## Problem
All of the data must be printed exactly; please include every line.

>> START Dataset entries

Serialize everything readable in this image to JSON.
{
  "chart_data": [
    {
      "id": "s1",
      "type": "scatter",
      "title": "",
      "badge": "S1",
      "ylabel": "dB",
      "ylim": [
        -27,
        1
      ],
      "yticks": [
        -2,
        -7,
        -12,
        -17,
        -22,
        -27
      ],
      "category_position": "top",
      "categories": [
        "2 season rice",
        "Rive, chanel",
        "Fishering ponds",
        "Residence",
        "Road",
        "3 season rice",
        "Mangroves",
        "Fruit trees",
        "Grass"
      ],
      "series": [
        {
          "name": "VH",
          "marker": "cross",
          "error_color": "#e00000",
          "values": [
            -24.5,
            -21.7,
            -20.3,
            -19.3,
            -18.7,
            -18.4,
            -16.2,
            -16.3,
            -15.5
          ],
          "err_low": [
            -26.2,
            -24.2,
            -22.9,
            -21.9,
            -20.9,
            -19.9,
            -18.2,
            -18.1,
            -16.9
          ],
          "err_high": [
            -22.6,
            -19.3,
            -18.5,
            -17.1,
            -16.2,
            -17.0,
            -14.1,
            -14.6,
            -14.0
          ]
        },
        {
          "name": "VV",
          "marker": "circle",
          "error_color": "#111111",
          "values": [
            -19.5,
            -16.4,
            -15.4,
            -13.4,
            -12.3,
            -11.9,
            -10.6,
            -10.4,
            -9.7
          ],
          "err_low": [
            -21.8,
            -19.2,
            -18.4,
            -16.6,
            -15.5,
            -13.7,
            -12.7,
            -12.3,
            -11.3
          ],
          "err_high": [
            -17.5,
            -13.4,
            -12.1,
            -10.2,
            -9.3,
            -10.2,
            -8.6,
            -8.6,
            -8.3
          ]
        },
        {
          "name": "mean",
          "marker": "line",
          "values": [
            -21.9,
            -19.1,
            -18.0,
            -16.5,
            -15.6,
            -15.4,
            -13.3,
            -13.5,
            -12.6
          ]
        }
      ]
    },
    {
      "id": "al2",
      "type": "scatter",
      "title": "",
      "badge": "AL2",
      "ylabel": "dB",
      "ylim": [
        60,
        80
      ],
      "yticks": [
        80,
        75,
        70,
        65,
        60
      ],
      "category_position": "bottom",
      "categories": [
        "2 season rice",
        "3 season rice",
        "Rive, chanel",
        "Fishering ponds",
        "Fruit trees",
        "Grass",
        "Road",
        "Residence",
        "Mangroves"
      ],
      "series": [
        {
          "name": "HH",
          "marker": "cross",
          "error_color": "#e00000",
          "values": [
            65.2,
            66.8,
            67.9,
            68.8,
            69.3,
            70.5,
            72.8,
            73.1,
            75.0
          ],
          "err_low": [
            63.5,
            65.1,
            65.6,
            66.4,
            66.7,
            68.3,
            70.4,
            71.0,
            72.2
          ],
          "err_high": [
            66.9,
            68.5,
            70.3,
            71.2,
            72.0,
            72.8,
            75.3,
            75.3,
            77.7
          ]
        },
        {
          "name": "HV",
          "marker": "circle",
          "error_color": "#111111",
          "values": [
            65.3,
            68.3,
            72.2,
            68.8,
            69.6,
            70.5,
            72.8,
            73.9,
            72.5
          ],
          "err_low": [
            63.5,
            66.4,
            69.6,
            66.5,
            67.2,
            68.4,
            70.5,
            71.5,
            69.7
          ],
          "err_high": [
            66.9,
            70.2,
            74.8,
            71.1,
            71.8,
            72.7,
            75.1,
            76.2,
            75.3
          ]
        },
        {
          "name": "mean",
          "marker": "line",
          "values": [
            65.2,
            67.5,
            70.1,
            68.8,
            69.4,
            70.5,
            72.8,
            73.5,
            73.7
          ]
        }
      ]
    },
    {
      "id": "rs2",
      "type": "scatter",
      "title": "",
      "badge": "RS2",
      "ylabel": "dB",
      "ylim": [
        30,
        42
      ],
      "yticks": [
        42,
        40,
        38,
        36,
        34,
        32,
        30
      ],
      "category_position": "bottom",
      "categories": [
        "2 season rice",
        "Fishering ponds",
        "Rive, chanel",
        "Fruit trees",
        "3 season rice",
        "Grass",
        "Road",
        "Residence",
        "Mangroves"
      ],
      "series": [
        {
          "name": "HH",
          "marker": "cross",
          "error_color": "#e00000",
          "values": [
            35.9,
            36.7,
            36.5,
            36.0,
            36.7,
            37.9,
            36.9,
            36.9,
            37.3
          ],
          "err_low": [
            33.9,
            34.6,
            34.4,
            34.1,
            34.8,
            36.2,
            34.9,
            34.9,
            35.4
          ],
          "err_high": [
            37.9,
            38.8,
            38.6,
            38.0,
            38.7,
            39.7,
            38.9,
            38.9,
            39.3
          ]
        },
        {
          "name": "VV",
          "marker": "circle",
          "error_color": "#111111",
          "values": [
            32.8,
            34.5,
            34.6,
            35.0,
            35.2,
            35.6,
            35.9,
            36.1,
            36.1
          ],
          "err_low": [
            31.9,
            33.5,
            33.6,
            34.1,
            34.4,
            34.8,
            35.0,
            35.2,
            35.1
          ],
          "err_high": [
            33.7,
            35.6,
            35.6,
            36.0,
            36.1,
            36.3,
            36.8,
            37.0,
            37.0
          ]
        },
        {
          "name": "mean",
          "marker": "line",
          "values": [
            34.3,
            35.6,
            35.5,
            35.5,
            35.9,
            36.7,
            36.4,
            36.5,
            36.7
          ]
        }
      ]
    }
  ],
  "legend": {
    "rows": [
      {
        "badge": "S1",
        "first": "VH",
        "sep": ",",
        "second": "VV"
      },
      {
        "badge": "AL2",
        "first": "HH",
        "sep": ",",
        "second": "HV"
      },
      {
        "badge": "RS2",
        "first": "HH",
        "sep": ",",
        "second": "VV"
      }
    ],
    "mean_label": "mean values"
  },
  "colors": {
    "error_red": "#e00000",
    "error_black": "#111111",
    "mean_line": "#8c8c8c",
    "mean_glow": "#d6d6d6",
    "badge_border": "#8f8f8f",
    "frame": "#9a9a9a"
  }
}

>> END Dataset entries

## In response
Serialize everything readable in this image to JSON.
{
  "chart_data": [
    {
      "id": "s1",
      "type": "scatter",
      "title": "",
      "badge": "S1",
      "ylabel": "dB",
      "ylim": [
        -27,
        1
      ],
      "yticks": [
        -2,
        -7,
        -12,
        -17,
        -22,
        -27
      ],
      "category_position": "top",
      "categories": [
        "2 season rice",
        "Rive, chanel",
        "Fishering ponds",
        "Residence",
        "Road",
        "3 season rice",
        "Mangroves",
        "Fruit trees",
        "Grass"
      ],
      "series": [
        {
          "name": "VH",
          "marker": "cross",
          "error_color": "#e00000",
          "values": [
            -24.5,
            -21.7,
            -20.3,
            -19.3,
            -18.7,
            -18.4,
            -16.2,
            -16.3,
            -15.5
          ],
          "err_low": [
            -26.2,
            -24.2,
            -22.9,
            -21.9,
            -20.9,
            -19.9,
            -18.2,
            -18.1,
            -16.9
          ],
          "err_high": [
            -22.6,
            -19.3,
            -18.5,
            -17.1,
            -16.2,
            -17.0,
            -14.1,
            -14.6,
            -14.0
          ]
        },
        {
          "name": "VV",
          "marker": "circle",
          "error_color": "#111111",
          "values": [
            -19.5,
            -16.4,
            -15.4,
            -13.4,
            -12.3,
            -11.9,
            -10.6,
            -10.4,
            -9.7
          ],
          "err_low": [
            -21.8,
            -19.2,
            -18.4,
            -16.6,
            -15.5,
            -13.7,
            -12.7,
            -12.3,
            -11.3
          ],
          "err_high": [
            -17.5,
            -13.4,
            -12.1,
            -10.2,
            -9.3,
            -10.2,
            -8.6,
            -8.6,
            -8.3
          ]
        },
        {
          "name": "mean",
          "marker": "line",
          "values": [
            -21.9,
            -19.1,
            -18.0,
            -16.5,
            -15.6,
            -15.4,
            -13.3,
            -13.5,
            -12.6
          ]
        }
      ]
    },
    {
      "id": "al2",
      "type": "scatter",
      "title": "",
      "badge": "AL2",
      "ylabel": "dB",
      "ylim": [
        60,
        80
      ],
      "yticks": [
        80,
        75,
        70,
        65,
        60
      ],
      "category_position": "bottom",
      "categories": [
        "2 season rice",
        "3 season rice",
        "Rive, chanel",
        "Fishering ponds",
        "Fruit trees",
        "Grass",
        "Road",
        "Residence",
        "Mangroves"
      ],
      "series": [
        {
          "name": "HH",
          "marker": "cross",
          "error_color": "#e00000",
          "values": [
            65.2,
            66.8,
            67.9,
            68.8,
            69.3,
            70.5,
            72.8,
            73.1,
            75.0
          ],
          "err_low": [
            63.5,
            65.1,
            65.6,
            66.4,
            66.7,
            68.3,
            70.4,
            71.0,
            72.2
          ],
          "err_high": [
            66.9,
            68.5,
            70.3,
            71.2,
            72.0,
            72.8,
            75.3,
            75.3,
            77.7
          ]
        },
        {
          "name": "HV",
          "marker": "circle",
          "error_color": "#111111",
          "values": [
            65.3,
            68.3,
            72.2,
            68.8,
            69.6,
            70.5,
            72.8,
            73.9,
            72.5
          ],
          "err_low": [
            63.5,
            66.4,
            69.6,
            66.5,
            67.2,
            68.4,
            70.5,
            71.5,
            69.7
          ],
          "err_high": [
            66.9,
            70.2,
            74.8,
            71.1,
            71.8,
            72.7,
            75.1,
            76.2,
            75.3
          ]
        },
        {
          "name": "mean",
          "marker": "line",
          "values": [
            65.2,
            67.5,
            70.1,
            68.8,
            69.4,
            70.5,
            72.8,
            73.5,
            73.7
          ]
        }
      ]
    },
    {
      "id": "rs2",
      "type": "scatter",
      "title": "",
      "badge": "RS2",
      "ylabel": "dB",
      "ylim": [
        30,
        42
      ],
      "yticks": [
        42,
        40,
        38,
        36,
        34,
        32,
        30
      ],
      "category_position": "bottom",
      "categories": [
        "2 season rice",
        "Fishering ponds",
        "Rive, chanel",
        "Fruit trees",
        "3 season rice",
        "Grass",
        "Road",
        "Residence",
        "Mangroves"
      ],
      "series": [
        {
          "name": "HH",
          "marker": "cross",
          "error_color": "#e00000",
          "values": [
            35.9,
            36.7,
            36.5,
            36.0,
            36.7,
            37.9,
            36.9,
            36.9,
            37.3
          ],
          "err_low": [
            33.9,
            34.6,
            34.4,
            34.1,
            34.8,
            36.2,
            34.9,
            34.9,
            35.4
          ],
          "err_high": [
            37.9,
            38.8,
            38.6,
            38.0,
            38.7,
            39.7,
            38.9,
            38.9,
            39.3
          ]
        },
        {
          "name": "VV",
          "marker": "circle",
          "error_color": "#111111",
          "values": [
            32.8,
            34.5,
            34.6,
            35.0,
            35.2,
            35.6,
            35.9,
            36.1,
            36.1
          ],
          "err_low": [
            31.9,
            33.5,
            33.6,
            34.1,
            34.4,
            34.8,
            35.0,
            35.2,
            35.1
          ],
          "err_high": [
            33.7,
            35.6,
            35.6,
            36.0,
            36.1,
            36.3,
            36.8,
            37.0,
            37.0
          ]
        },
        {
          "name": "mean",
          "marker": "line",
          "values": [
            34.3,
            35.6,
            35.5,
            35.5,
            35.9,
            36.7,
            36.4,
            36.5,
            36.7
          ]
        }
      ]
    }
  ],
  "legend": {
    "rows": [
      {
        "badge": "S1",
        "first": "VH",
        "sep": ",",
        "second": "VV"
      },
      {
        "badge": "AL2",
        "first": "HH",
        "sep": ",",
        "second": "HV"
      },
      {
        "badge": "RS2",
        "first": "HH",
        "sep": ",",
        "second": "VV"
      }
    ],
    "mean_label": "mean values"
  },
  "colors": {
    "error_red": "#e00000",
    "error_black": "#111111",
    "mean_line": "#8c8c8c",
    "mean_glow": "#d6d6d6",
    "badge_border": "#8f8f8f",
    "frame": "#9a9a9a"
  }
}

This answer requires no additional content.